Directions: Every line below that mentions the word "Kota" should be copied out.

Data supplied:

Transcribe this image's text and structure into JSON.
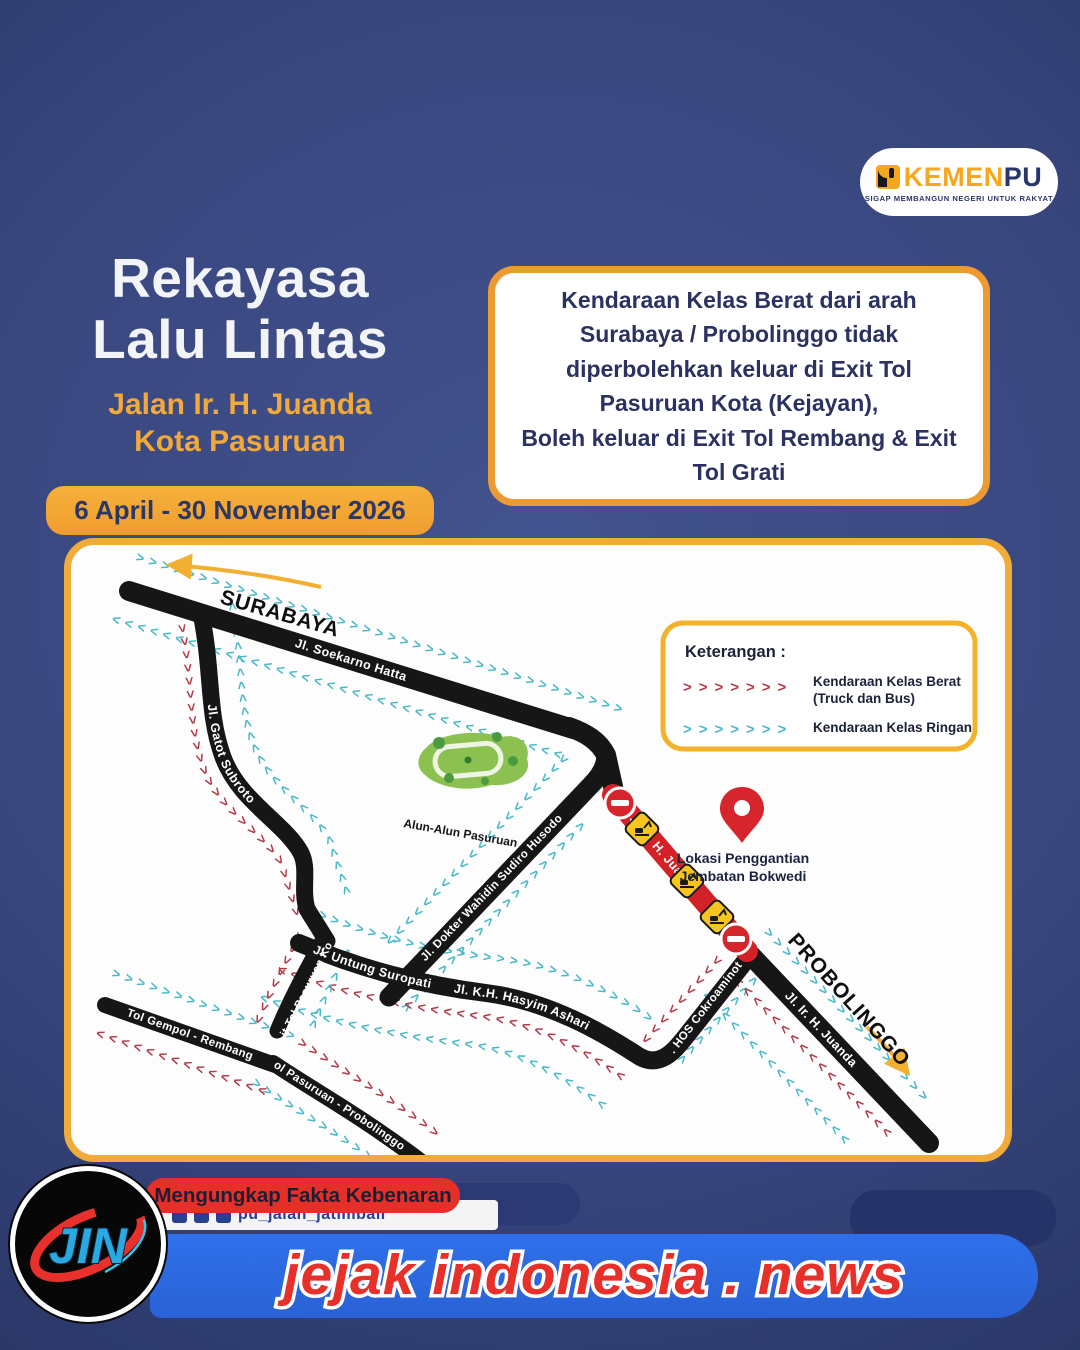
{
  "header": {
    "logo": {
      "kemen": "KEMEN",
      "pu": "PU",
      "tagline": "SIGAP MEMBANGUN NEGERI UNTUK RAKYAT"
    },
    "title_line1": "Rekayasa",
    "title_line2": "Lalu Lintas",
    "subtitle_line1": "Jalan Ir. H. Juanda",
    "subtitle_line2": "Kota Pasuruan",
    "date_range": "6 April - 30 November 2026",
    "notice_lines": [
      "Kendaraan Kelas Berat dari arah",
      "Surabaya / Probolinggo tidak",
      "diperbolehkan keluar di Exit Tol",
      "Pasuruan Kota (Kejayan),",
      "Boleh keluar di Exit Tol Rembang & Exit",
      "Tol Grati"
    ]
  },
  "map": {
    "city_from": "SURABAYA",
    "city_to": "PROBOLINGGO",
    "roads": {
      "soekarno": "Jl. Soekarno Hatta",
      "gatot": "Jl. Gatot Subroto",
      "wahidin": "Jl. Dokter Wahidin Sudiro Husodo",
      "untung": "Jl. Untung Suropati",
      "hasyim": "Jl. K.H. Hasyim Ashari",
      "hos": "Jl. HOS Cokroaminoto",
      "juanda_closed": "Jl. Ir. H. Juanda",
      "juanda_south": "Jl. Ir. H. Juanda",
      "tol_gempol": "Tol Gempol - Rembang",
      "exit_tol": "Exit Tol Pasuruan Kota",
      "tol_pasuruan": "Tol Pasuruan - Probolinggo"
    },
    "park_label": "Alun-Alun Pasuruan",
    "pin_label_line1": "Lokasi Penggantian",
    "pin_label_line2": "Jembatan Bokwedi",
    "legend": {
      "title": "Keterangan :",
      "items": [
        {
          "glyph": ">>>>>>>",
          "color": "#b23b48",
          "label_line1": "Kendaraan Kelas Berat",
          "label_line2": "(Truck dan Bus)"
        },
        {
          "glyph": ">>>>>>>",
          "color": "#49b9c7",
          "label_line1": "Kendaraan Kelas Ringan",
          "label_line2": ""
        }
      ]
    },
    "chevron_glyphs": {
      "r": ">",
      "l": "<"
    },
    "colors": {
      "heavy": "#b23b48",
      "light": "#49b9c7",
      "road": "#161616",
      "closed": "#d42027"
    }
  },
  "footer": {
    "logo_text": "JIN",
    "tagline": "Mengungkap Fakta Kebenaran",
    "social_handle": "pu_jalan_jatimbali",
    "brand": "jejak indonesia . news"
  }
}
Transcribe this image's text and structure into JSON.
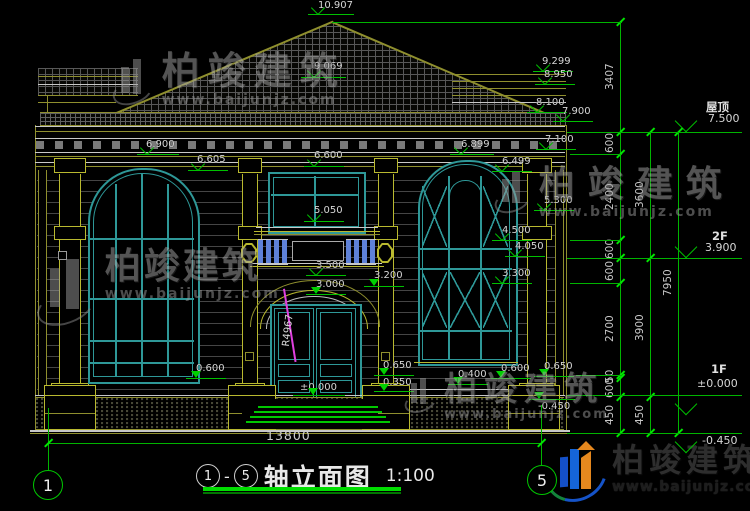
{
  "drawing": {
    "title": {
      "axis_start": "1",
      "sep": "-",
      "axis_end": "5",
      "text": "轴立面图",
      "scale": "1:100"
    },
    "overall_width_dim": "13800",
    "axis_bubbles": [
      {
        "label": "1",
        "x": 47,
        "y": 484
      },
      {
        "label": "5",
        "x": 541,
        "y": 479
      }
    ],
    "annotations": {
      "radius_label": "R4967"
    },
    "colors": {
      "dim_green": "#00c000",
      "teal": "#2e9898",
      "olive": "#8f8f2e",
      "yellow": "#b9b92f",
      "magenta": "#e040e0",
      "baluster_blue": "#5f82d8"
    },
    "levels": [
      {
        "v": "10.907",
        "tx": 318,
        "ty": 1,
        "lx": 308,
        "lw": 46,
        "ly": 14,
        "tri": 313
      },
      {
        "v": "9.069",
        "tx": 314,
        "ty": 62,
        "lx": 301,
        "lw": 45,
        "ly": 77,
        "tri": 309
      },
      {
        "v": "9.299",
        "tx": 542,
        "ty": 57,
        "lx": 533,
        "lw": 40,
        "ly": 71,
        "tri": 538
      },
      {
        "v": "8.950",
        "tx": 544,
        "ty": 70,
        "lx": 535,
        "lw": 40,
        "ly": 84,
        "tri": 540
      },
      {
        "v": "8.100",
        "tx": 536,
        "ty": 98,
        "lx": 527,
        "lw": 40,
        "ly": 112,
        "tri": 532
      },
      {
        "v": "7.900",
        "tx": 562,
        "ty": 107,
        "lx": 553,
        "lw": 40,
        "ly": 121,
        "tri": 558
      },
      {
        "v": "7.100",
        "tx": 545,
        "ty": 135,
        "lx": 536,
        "lw": 40,
        "ly": 149,
        "tri": 541
      },
      {
        "v": "6.900",
        "tx": 146,
        "ty": 140,
        "lx": 137,
        "lw": 42,
        "ly": 154,
        "tri": 142
      },
      {
        "v": "6.605",
        "tx": 197,
        "ty": 155,
        "lx": 188,
        "lw": 40,
        "ly": 170,
        "tri": 193
      },
      {
        "v": "6.600",
        "tx": 314,
        "ty": 151,
        "lx": 304,
        "lw": 40,
        "ly": 166,
        "tri": 309
      },
      {
        "v": "6.899",
        "tx": 461,
        "ty": 140,
        "lx": 450,
        "lw": 44,
        "ly": 154,
        "tri": 456
      },
      {
        "v": "6.499",
        "tx": 502,
        "ty": 157,
        "lx": 492,
        "lw": 40,
        "ly": 171,
        "tri": 497
      },
      {
        "v": "5.300",
        "tx": 544,
        "ty": 196,
        "lx": 534,
        "lw": 40,
        "ly": 210,
        "tri": 539
      },
      {
        "v": "5.050",
        "tx": 314,
        "ty": 206,
        "lx": 304,
        "lw": 40,
        "ly": 221,
        "tri": 309
      },
      {
        "v": "4.500",
        "tx": 502,
        "ty": 226,
        "lx": 492,
        "lw": 40,
        "ly": 240,
        "tri": 497
      },
      {
        "v": "4.050",
        "tx": 515,
        "ty": 242,
        "lx": 505,
        "lw": 40,
        "ly": 256,
        "tri": 510
      },
      {
        "v": "3.500",
        "tx": 316,
        "ty": 261,
        "lx": 306,
        "lw": 40,
        "ly": 275,
        "tri": 311
      },
      {
        "v": "3.300",
        "tx": 502,
        "ty": 269,
        "lx": 492,
        "lw": 40,
        "ly": 283,
        "tri": 497
      },
      {
        "v": "3.200",
        "tx": 374,
        "ty": 271,
        "lx": 364,
        "lw": 40,
        "ly": 286,
        "tri": 369,
        "filled": true
      },
      {
        "v": "3.000",
        "tx": 316,
        "ty": 280,
        "lx": 306,
        "lw": 40,
        "ly": 294,
        "tri": 311,
        "filled": true
      },
      {
        "v": "0.600",
        "tx": 196,
        "ty": 364,
        "lx": 186,
        "lw": 40,
        "ly": 378,
        "tri": 191,
        "filled": true
      },
      {
        "v": "0.650",
        "tx": 383,
        "ty": 361,
        "lx": 374,
        "lw": 40,
        "ly": 375,
        "tri": 379,
        "filled": true
      },
      {
        "v": "0.350",
        "tx": 383,
        "ty": 378,
        "lx": 374,
        "lw": 40,
        "ly": 391,
        "tri": 379,
        "filled": true
      },
      {
        "v": "0.400",
        "tx": 458,
        "ty": 370,
        "lx": 448,
        "lw": 40,
        "ly": 384,
        "tri": 453,
        "filled": true
      },
      {
        "v": "0.600",
        "tx": 501,
        "ty": 364,
        "lx": 491,
        "lw": 40,
        "ly": 378,
        "tri": 496,
        "filled": true
      },
      {
        "v": "0.650",
        "tx": 544,
        "ty": 362,
        "lx": 534,
        "lw": 40,
        "ly": 376,
        "tri": 539,
        "filled": true
      },
      {
        "v": "±0.000",
        "tx": 300,
        "ty": 383,
        "lx": 293,
        "lw": 52,
        "ly": 395,
        "tri": 308,
        "filled": true
      },
      {
        "v": "-0.450",
        "tx": 538,
        "ty": 402,
        "lx": 529,
        "lw": 46,
        "ly": 399,
        "tri": 534,
        "filled": true
      }
    ],
    "right_levels": [
      {
        "name": "屋顶",
        "value": "7.500",
        "nx": 706,
        "ny": 99,
        "vx": 708,
        "vy": 114,
        "ly": 132
      },
      {
        "name": "2F",
        "value": "3.900",
        "nx": 712,
        "ny": 229,
        "vx": 705,
        "vy": 243,
        "ly": 258
      },
      {
        "name": "1F",
        "value": "±0.000",
        "nx": 711,
        "ny": 362,
        "vx": 697,
        "vy": 379,
        "ly": 395,
        "triBelow": true
      },
      {
        "name": "",
        "value": "-0.450",
        "vx": 702,
        "vy": 436,
        "ly": 433,
        "triBelow": true
      }
    ],
    "dim_chains": [
      {
        "x": 620,
        "segments": [
          {
            "label": "3407",
            "y1": 22,
            "y2": 132
          },
          {
            "label": "600",
            "y1": 132,
            "y2": 154
          },
          {
            "label": "2400",
            "y1": 154,
            "y2": 240
          },
          {
            "label": "600",
            "y1": 240,
            "y2": 258
          },
          {
            "label": "600",
            "y1": 258,
            "y2": 283
          },
          {
            "label": "2700",
            "y1": 283,
            "y2": 375
          },
          {
            "label": "50",
            "y1": 375,
            "y2": 378
          },
          {
            "label": "600",
            "y1": 378,
            "y2": 397
          },
          {
            "label": "450",
            "y1": 397,
            "y2": 433
          }
        ]
      },
      {
        "x": 650,
        "segments": [
          {
            "label": "3600",
            "y1": 132,
            "y2": 258
          },
          {
            "label": "3900",
            "y1": 258,
            "y2": 397
          },
          {
            "label": "450",
            "y1": 397,
            "y2": 433
          }
        ]
      },
      {
        "x": 678,
        "segments": [
          {
            "label": "7950",
            "y1": 132,
            "y2": 433
          }
        ]
      }
    ],
    "green_lines": [
      {
        "x": 332,
        "y": 22,
        "w": 290,
        "h": 1
      },
      {
        "x": 567,
        "y": 132,
        "w": 175,
        "h": 1
      },
      {
        "x": 570,
        "y": 154,
        "w": 52,
        "h": 1
      },
      {
        "x": 570,
        "y": 240,
        "w": 52,
        "h": 1
      },
      {
        "x": 567,
        "y": 258,
        "w": 175,
        "h": 1
      },
      {
        "x": 570,
        "y": 283,
        "w": 52,
        "h": 1
      },
      {
        "x": 576,
        "y": 375,
        "w": 46,
        "h": 1
      },
      {
        "x": 567,
        "y": 395,
        "w": 175,
        "h": 1
      },
      {
        "x": 567,
        "y": 433,
        "w": 175,
        "h": 1
      },
      {
        "x": 48,
        "y": 443,
        "w": 493,
        "h": 1
      },
      {
        "x": 48,
        "y": 408,
        "w": 1.2,
        "h": 62
      },
      {
        "x": 541,
        "y": 405,
        "w": 1.2,
        "h": 60
      }
    ],
    "extra_ticks": [
      [
        48,
        443
      ],
      [
        541,
        443
      ]
    ],
    "watermark": {
      "brand": "柏竣建筑",
      "site": "www.baijunjz.com"
    },
    "watermarks_layout": [
      {
        "x": 112,
        "y": 52,
        "s": 38,
        "g": 52,
        "ls": 8
      },
      {
        "x": 36,
        "y": 248,
        "s": 36,
        "g": 76,
        "ls": 3
      },
      {
        "x": 494,
        "y": 166,
        "s": 36,
        "g": 46,
        "ls": 13
      },
      {
        "x": 404,
        "y": 372,
        "s": 33,
        "g": 40,
        "ls": 7
      }
    ],
    "logo": {
      "brand": "柏竣建筑",
      "site": "www.baijunjz.com"
    }
  }
}
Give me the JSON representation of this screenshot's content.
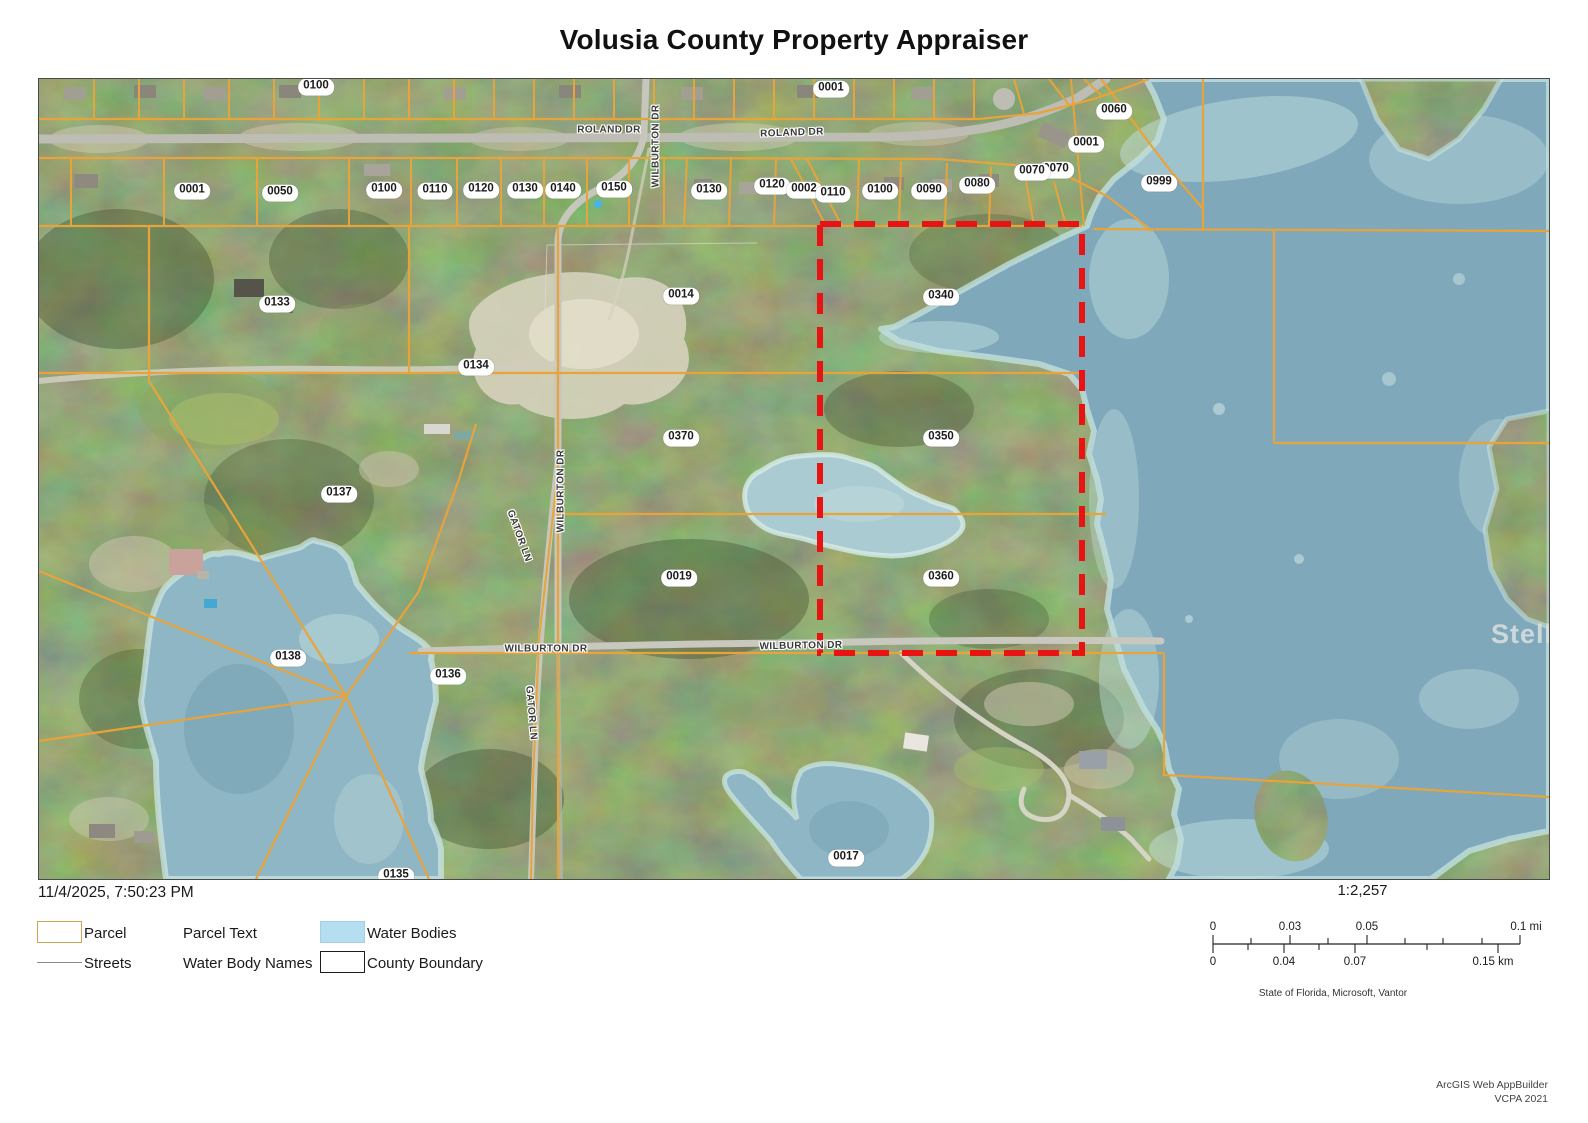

Correct output:
    "subtitle_line2": "Kota Pasuruan",
      "Pasuruan Kota (Kejayan),",
      "exit_tol": "Exit Tol Pasuruan Kota",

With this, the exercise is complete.